-- WHAT NEEDS TO BE DONE --
Copy out all lines in the data below containing the string "JSON".

-- INFORMATION SUPPLIED --

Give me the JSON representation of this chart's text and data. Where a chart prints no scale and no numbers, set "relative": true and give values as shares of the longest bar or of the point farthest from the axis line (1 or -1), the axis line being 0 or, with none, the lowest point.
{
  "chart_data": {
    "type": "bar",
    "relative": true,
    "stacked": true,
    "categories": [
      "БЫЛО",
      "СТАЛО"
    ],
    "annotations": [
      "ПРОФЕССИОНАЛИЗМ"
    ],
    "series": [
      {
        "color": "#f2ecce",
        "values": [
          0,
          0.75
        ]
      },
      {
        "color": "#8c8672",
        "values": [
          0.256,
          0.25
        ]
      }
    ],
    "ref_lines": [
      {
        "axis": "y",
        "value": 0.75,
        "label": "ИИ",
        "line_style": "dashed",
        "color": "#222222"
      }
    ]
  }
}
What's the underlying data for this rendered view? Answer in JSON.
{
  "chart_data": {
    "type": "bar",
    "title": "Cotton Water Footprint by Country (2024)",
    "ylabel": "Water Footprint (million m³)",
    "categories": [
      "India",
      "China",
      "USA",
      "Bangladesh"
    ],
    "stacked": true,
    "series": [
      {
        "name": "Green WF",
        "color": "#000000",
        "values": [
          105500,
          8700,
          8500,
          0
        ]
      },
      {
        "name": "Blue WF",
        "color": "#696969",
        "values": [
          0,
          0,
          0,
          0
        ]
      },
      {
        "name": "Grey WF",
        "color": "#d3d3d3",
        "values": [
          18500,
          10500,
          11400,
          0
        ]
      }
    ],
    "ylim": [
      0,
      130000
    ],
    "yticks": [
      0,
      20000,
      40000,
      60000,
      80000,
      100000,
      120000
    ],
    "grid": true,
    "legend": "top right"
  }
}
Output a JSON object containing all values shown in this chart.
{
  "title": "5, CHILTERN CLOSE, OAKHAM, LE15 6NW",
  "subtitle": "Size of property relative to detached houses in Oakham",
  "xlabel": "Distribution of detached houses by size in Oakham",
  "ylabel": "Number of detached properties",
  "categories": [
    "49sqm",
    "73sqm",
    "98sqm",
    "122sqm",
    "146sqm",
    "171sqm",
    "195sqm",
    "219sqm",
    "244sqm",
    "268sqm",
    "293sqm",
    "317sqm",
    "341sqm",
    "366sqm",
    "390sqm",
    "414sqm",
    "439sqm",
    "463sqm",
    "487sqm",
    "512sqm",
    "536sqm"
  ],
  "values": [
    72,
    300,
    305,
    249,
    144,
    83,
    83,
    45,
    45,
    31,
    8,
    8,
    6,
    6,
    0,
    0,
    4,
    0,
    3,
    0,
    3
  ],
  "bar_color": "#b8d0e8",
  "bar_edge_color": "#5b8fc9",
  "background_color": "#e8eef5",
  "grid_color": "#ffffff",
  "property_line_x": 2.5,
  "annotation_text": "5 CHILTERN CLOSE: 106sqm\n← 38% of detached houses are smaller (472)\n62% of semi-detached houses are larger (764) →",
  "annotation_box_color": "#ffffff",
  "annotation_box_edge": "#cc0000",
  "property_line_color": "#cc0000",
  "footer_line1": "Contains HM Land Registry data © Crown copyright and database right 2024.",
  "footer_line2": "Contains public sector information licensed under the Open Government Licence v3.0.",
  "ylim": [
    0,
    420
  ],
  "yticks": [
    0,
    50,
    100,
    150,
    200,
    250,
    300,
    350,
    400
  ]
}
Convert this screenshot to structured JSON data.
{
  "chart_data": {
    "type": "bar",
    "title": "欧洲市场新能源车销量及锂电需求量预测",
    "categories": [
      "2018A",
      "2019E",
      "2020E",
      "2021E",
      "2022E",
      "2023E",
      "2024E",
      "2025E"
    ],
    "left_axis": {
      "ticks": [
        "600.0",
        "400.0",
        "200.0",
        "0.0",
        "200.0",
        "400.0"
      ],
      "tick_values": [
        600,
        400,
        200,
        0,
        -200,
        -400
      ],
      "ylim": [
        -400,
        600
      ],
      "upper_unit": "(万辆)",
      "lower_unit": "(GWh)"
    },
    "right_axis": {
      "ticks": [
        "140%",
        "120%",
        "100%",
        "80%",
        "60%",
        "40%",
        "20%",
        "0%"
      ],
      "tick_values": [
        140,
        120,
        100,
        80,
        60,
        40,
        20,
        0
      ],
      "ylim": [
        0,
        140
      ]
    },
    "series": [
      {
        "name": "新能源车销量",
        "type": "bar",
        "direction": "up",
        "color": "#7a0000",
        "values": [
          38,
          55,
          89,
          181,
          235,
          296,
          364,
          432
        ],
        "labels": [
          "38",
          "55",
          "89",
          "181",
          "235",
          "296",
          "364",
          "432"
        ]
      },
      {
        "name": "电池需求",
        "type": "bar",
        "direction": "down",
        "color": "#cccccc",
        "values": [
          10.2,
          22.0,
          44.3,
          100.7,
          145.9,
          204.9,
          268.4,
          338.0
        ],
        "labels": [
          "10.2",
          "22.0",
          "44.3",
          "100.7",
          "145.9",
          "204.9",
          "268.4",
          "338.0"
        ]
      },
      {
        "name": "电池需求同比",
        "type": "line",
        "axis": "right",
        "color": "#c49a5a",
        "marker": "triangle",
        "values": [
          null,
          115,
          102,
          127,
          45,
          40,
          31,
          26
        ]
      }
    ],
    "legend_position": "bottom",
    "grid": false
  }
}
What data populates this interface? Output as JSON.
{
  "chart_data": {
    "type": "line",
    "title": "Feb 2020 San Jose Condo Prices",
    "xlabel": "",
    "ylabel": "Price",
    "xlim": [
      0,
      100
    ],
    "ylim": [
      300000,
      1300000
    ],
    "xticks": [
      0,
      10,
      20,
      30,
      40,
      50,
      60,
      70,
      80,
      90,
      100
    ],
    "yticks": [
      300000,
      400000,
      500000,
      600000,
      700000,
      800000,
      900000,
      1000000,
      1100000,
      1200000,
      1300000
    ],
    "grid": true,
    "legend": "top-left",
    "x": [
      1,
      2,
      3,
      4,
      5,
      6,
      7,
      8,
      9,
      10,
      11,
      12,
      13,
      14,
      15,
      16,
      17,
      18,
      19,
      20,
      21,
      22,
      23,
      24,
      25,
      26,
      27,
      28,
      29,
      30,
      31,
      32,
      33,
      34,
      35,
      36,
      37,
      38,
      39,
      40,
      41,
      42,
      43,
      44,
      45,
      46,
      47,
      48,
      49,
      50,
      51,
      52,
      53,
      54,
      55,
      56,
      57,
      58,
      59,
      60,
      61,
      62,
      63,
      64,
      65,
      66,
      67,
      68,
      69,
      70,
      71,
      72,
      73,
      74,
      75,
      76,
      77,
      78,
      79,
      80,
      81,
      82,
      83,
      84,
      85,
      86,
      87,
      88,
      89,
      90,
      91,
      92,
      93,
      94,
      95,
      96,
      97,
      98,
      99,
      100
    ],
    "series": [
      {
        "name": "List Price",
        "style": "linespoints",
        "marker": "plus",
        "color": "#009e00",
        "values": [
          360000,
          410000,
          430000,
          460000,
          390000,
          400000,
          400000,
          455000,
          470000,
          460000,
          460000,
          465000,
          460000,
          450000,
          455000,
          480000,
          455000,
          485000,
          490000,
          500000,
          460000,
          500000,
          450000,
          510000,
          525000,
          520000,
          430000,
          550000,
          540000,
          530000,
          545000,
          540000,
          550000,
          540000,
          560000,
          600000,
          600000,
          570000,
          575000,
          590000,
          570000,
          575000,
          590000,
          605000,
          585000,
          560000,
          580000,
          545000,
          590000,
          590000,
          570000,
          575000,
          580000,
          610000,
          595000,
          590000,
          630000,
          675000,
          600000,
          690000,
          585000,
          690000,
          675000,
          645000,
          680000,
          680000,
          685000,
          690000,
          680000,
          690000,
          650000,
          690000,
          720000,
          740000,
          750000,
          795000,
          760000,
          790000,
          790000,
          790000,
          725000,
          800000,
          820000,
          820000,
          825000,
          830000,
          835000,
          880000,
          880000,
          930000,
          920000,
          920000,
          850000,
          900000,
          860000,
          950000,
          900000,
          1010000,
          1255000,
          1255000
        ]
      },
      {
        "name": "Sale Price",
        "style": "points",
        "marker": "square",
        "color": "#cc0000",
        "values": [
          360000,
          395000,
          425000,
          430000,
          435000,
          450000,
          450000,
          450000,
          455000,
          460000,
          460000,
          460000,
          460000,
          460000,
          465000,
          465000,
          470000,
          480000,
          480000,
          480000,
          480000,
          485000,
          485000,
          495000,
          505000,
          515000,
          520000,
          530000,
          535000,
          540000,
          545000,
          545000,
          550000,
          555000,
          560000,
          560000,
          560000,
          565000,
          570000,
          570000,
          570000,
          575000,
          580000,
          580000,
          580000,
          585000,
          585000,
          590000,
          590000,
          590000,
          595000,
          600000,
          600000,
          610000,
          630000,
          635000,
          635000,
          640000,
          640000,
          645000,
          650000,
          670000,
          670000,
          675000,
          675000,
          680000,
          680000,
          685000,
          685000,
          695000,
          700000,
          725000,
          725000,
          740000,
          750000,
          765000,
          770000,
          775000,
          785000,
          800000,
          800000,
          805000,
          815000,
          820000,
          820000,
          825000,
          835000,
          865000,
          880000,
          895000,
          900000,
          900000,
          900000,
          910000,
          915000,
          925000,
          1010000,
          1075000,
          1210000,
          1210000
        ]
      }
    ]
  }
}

-- WORKED SOLUTION --
Give me the JSON representation of this chart's text and data. Where a chart prints no scale and no numbers, set "relative": true and give values as shares of the longest bar or of the point farthest from the axis line (1 or -1), the axis line being 0 or, with none, the lowest point.
What's the underlying data for this rendered view? Answer in JSON.
Output a JSON object containing all values shown in this chart.
Convert this screenshot to structured JSON data.
What data populates this interface? Output as JSON.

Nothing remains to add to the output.